● **To do**
Copy all lines holding the word "this" from the entries.

● **Material shown**
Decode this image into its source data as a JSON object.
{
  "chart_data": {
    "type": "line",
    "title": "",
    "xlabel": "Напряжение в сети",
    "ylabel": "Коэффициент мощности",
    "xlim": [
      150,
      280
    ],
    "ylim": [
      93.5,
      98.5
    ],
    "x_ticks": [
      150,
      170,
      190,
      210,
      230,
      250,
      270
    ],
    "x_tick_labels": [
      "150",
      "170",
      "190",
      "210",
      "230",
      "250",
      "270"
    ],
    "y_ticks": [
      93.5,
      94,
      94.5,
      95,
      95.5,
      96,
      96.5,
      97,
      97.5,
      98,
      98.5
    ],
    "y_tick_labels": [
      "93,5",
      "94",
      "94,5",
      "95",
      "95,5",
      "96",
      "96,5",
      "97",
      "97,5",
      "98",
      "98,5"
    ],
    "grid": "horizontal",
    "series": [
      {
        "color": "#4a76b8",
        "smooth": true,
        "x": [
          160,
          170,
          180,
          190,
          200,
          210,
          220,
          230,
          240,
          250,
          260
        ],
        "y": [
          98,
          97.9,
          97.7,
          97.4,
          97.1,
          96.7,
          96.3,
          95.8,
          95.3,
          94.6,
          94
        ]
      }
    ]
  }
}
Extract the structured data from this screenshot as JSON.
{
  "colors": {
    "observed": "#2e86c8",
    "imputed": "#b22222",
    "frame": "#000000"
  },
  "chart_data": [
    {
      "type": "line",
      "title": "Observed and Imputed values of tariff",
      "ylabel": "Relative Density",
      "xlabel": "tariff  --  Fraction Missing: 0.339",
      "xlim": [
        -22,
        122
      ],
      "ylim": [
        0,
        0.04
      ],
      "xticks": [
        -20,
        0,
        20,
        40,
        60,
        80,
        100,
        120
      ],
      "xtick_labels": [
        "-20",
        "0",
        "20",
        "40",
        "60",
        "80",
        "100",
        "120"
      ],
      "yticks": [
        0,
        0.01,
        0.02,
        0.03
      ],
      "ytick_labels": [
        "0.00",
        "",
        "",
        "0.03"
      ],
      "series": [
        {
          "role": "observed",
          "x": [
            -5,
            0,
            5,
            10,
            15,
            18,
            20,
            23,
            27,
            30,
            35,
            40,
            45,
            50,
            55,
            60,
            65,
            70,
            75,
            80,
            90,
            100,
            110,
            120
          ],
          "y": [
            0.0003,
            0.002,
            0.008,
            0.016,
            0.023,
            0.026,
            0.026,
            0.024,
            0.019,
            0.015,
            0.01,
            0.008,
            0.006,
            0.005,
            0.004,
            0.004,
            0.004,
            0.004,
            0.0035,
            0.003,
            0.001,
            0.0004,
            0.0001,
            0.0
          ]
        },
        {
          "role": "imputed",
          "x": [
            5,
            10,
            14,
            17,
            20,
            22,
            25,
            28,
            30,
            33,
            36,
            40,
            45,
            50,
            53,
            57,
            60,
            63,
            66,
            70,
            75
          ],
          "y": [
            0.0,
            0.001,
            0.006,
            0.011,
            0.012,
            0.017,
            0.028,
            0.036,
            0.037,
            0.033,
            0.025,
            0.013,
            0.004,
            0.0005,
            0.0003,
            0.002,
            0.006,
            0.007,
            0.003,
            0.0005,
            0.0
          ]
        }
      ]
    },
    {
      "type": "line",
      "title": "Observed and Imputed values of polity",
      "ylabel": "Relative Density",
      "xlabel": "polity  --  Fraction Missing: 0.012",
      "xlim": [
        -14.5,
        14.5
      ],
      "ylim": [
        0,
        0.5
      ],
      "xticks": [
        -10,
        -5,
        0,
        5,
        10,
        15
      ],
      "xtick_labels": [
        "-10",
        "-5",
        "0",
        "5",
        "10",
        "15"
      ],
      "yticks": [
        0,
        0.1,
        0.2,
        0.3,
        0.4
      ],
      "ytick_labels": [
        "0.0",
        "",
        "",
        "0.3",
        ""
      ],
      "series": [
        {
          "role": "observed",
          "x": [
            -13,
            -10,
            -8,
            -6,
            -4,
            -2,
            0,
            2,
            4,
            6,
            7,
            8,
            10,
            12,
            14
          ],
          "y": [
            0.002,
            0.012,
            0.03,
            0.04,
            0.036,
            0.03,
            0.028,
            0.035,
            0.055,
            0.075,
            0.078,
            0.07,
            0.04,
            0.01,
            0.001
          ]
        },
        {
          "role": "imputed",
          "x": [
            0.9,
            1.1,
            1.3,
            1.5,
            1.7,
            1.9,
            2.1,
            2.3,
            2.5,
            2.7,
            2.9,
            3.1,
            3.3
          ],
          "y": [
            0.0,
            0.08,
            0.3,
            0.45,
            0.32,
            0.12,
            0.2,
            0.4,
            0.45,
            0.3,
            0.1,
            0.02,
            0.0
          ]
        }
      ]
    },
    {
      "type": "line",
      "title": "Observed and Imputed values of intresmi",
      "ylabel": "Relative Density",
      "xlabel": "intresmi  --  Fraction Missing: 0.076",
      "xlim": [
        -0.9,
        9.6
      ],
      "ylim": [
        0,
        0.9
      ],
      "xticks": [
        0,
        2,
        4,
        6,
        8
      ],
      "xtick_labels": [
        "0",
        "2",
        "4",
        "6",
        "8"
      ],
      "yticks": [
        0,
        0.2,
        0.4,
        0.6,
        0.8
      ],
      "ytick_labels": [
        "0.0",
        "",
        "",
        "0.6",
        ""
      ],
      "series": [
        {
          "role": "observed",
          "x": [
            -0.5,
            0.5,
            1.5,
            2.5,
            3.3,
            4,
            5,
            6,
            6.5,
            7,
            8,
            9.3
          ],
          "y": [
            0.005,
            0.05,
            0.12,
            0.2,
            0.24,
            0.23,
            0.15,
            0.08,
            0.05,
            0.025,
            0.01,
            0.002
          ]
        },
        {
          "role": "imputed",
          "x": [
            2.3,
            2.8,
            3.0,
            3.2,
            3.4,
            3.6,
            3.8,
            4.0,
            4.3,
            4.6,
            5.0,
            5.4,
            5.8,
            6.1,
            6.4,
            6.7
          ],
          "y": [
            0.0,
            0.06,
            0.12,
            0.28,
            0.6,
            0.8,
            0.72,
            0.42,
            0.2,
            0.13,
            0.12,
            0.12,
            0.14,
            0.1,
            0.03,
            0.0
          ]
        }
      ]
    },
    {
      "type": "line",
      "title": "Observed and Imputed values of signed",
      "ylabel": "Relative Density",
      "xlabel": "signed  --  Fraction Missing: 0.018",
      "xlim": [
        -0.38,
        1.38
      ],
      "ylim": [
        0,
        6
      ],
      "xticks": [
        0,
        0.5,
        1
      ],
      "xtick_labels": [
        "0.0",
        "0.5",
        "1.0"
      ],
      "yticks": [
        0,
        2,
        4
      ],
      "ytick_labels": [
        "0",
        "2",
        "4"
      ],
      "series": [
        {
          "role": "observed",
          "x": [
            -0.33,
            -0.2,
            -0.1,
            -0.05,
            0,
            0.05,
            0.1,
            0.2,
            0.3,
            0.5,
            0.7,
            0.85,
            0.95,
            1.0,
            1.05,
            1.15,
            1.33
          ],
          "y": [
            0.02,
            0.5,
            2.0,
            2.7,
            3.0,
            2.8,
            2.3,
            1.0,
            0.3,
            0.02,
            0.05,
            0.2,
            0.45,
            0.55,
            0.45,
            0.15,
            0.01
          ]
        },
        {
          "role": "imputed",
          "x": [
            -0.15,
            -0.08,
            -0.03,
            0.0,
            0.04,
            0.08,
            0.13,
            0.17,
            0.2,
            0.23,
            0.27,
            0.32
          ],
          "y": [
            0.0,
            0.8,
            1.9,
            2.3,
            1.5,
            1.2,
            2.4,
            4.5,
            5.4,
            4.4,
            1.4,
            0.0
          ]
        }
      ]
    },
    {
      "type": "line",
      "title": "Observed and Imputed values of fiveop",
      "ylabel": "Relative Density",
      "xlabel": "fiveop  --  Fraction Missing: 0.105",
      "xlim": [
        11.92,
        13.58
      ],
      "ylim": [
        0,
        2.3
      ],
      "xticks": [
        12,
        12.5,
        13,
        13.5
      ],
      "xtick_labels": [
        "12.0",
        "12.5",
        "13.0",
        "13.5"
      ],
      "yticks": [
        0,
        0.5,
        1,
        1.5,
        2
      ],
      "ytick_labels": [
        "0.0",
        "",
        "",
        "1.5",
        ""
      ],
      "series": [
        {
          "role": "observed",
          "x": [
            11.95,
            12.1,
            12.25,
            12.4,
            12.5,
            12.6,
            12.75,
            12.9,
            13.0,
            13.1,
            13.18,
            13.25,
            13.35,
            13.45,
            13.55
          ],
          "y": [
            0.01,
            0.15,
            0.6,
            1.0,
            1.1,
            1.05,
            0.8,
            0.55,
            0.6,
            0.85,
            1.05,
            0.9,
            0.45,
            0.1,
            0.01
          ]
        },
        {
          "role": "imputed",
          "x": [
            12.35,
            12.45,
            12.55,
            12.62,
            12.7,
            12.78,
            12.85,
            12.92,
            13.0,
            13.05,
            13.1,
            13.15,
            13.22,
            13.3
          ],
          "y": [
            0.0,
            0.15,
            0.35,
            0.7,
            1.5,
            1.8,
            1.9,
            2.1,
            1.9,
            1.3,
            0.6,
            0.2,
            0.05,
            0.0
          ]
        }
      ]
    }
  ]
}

● **The result**
Decode this image into its source data as a JSON object.
Extract the structured data from this screenshot as JSON.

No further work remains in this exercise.